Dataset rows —
begin

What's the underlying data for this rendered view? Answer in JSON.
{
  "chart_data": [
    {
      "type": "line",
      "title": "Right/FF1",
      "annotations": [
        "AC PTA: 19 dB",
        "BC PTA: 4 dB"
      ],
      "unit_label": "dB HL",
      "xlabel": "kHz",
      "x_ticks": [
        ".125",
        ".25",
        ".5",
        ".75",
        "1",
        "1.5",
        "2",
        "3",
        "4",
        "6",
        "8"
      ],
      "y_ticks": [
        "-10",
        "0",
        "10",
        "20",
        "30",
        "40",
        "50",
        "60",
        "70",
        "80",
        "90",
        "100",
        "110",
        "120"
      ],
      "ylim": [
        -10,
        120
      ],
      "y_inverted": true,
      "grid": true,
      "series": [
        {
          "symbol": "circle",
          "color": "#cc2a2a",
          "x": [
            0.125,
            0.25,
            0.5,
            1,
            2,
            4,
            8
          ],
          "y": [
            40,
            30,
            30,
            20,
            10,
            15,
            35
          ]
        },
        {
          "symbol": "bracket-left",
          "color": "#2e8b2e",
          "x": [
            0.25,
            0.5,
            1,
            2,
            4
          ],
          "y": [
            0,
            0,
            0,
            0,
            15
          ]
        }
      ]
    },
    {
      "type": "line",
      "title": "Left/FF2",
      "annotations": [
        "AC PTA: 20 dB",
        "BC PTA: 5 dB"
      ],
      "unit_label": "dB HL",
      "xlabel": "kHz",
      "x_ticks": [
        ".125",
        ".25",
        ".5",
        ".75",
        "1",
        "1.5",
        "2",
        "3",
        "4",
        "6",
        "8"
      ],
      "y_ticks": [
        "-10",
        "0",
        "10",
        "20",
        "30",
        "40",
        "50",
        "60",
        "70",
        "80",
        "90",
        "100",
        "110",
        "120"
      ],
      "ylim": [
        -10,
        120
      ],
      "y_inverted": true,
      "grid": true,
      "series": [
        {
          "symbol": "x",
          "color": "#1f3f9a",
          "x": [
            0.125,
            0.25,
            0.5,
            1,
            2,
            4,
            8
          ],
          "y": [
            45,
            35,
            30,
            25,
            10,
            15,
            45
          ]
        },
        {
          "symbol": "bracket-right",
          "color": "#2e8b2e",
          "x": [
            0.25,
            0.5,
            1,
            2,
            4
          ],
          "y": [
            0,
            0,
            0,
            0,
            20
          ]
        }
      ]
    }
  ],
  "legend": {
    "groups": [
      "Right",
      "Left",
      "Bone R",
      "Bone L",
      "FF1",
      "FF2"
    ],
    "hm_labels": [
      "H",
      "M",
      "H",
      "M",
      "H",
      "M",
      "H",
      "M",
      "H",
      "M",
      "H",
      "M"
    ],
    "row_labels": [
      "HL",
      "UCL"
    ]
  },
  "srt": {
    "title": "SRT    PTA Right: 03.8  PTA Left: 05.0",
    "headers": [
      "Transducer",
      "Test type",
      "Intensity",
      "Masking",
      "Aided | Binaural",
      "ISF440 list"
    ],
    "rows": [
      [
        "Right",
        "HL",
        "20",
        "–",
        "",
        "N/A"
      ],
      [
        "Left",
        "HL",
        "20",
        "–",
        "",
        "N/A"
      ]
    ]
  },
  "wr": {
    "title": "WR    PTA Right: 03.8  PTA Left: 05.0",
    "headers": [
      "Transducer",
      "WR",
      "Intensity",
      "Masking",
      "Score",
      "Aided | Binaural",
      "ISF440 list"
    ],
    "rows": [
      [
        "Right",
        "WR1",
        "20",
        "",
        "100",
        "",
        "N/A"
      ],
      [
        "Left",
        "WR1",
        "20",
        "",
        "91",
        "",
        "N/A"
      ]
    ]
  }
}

end

WHAT YOU SHOULD DO —
Repeat all of the entries exactly.

FULL SOLUTION —
What's the underlying data for this rendered view? Answer in JSON.
{
  "chart_data": [
    {
      "type": "line",
      "title": "Right/FF1",
      "annotations": [
        "AC PTA: 19 dB",
        "BC PTA: 4 dB"
      ],
      "unit_label": "dB HL",
      "xlabel": "kHz",
      "x_ticks": [
        ".125",
        ".25",
        ".5",
        ".75",
        "1",
        "1.5",
        "2",
        "3",
        "4",
        "6",
        "8"
      ],
      "y_ticks": [
        "-10",
        "0",
        "10",
        "20",
        "30",
        "40",
        "50",
        "60",
        "70",
        "80",
        "90",
        "100",
        "110",
        "120"
      ],
      "ylim": [
        -10,
        120
      ],
      "y_inverted": true,
      "grid": true,
      "series": [
        {
          "symbol": "circle",
          "color": "#cc2a2a",
          "x": [
            0.125,
            0.25,
            0.5,
            1,
            2,
            4,
            8
          ],
          "y": [
            40,
            30,
            30,
            20,
            10,
            15,
            35
          ]
        },
        {
          "symbol": "bracket-left",
          "color": "#2e8b2e",
          "x": [
            0.25,
            0.5,
            1,
            2,
            4
          ],
          "y": [
            0,
            0,
            0,
            0,
            15
          ]
        }
      ]
    },
    {
      "type": "line",
      "title": "Left/FF2",
      "annotations": [
        "AC PTA: 20 dB",
        "BC PTA: 5 dB"
      ],
      "unit_label": "dB HL",
      "xlabel": "kHz",
      "x_ticks": [
        ".125",
        ".25",
        ".5",
        ".75",
        "1",
        "1.5",
        "2",
        "3",
        "4",
        "6",
        "8"
      ],
      "y_ticks": [
        "-10",
        "0",
        "10",
        "20",
        "30",
        "40",
        "50",
        "60",
        "70",
        "80",
        "90",
        "100",
        "110",
        "120"
      ],
      "ylim": [
        -10,
        120
      ],
      "y_inverted": true,
      "grid": true,
      "series": [
        {
          "symbol": "x",
          "color": "#1f3f9a",
          "x": [
            0.125,
            0.25,
            0.5,
            1,
            2,
            4,
            8
          ],
          "y": [
            45,
            35,
            30,
            25,
            10,
            15,
            45
          ]
        },
        {
          "symbol": "bracket-right",
          "color": "#2e8b2e",
          "x": [
            0.25,
            0.5,
            1,
            2,
            4
          ],
          "y": [
            0,
            0,
            0,
            0,
            20
          ]
        }
      ]
    }
  ],
  "legend": {
    "groups": [
      "Right",
      "Left",
      "Bone R",
      "Bone L",
      "FF1",
      "FF2"
    ],
    "hm_labels": [
      "H",
      "M",
      "H",
      "M",
      "H",
      "M",
      "H",
      "M",
      "H",
      "M",
      "H",
      "M"
    ],
    "row_labels": [
      "HL",
      "UCL"
    ]
  },
  "srt": {
    "title": "SRT    PTA Right: 03.8  PTA Left: 05.0",
    "headers": [
      "Transducer",
      "Test type",
      "Intensity",
      "Masking",
      "Aided | Binaural",
      "ISF440 list"
    ],
    "rows": [
      [
        "Right",
        "HL",
        "20",
        "–",
        "",
        "N/A"
      ],
      [
        "Left",
        "HL",
        "20",
        "–",
        "",
        "N/A"
      ]
    ]
  },
  "wr": {
    "title": "WR    PTA Right: 03.8  PTA Left: 05.0",
    "headers": [
      "Transducer",
      "WR",
      "Intensity",
      "Masking",
      "Score",
      "Aided | Binaural",
      "ISF440 list"
    ],
    "rows": [
      [
        "Right",
        "WR1",
        "20",
        "",
        "100",
        "",
        "N/A"
      ],
      [
        "Left",
        "WR1",
        "20",
        "",
        "91",
        "",
        "N/A"
      ]
    ]
  }
}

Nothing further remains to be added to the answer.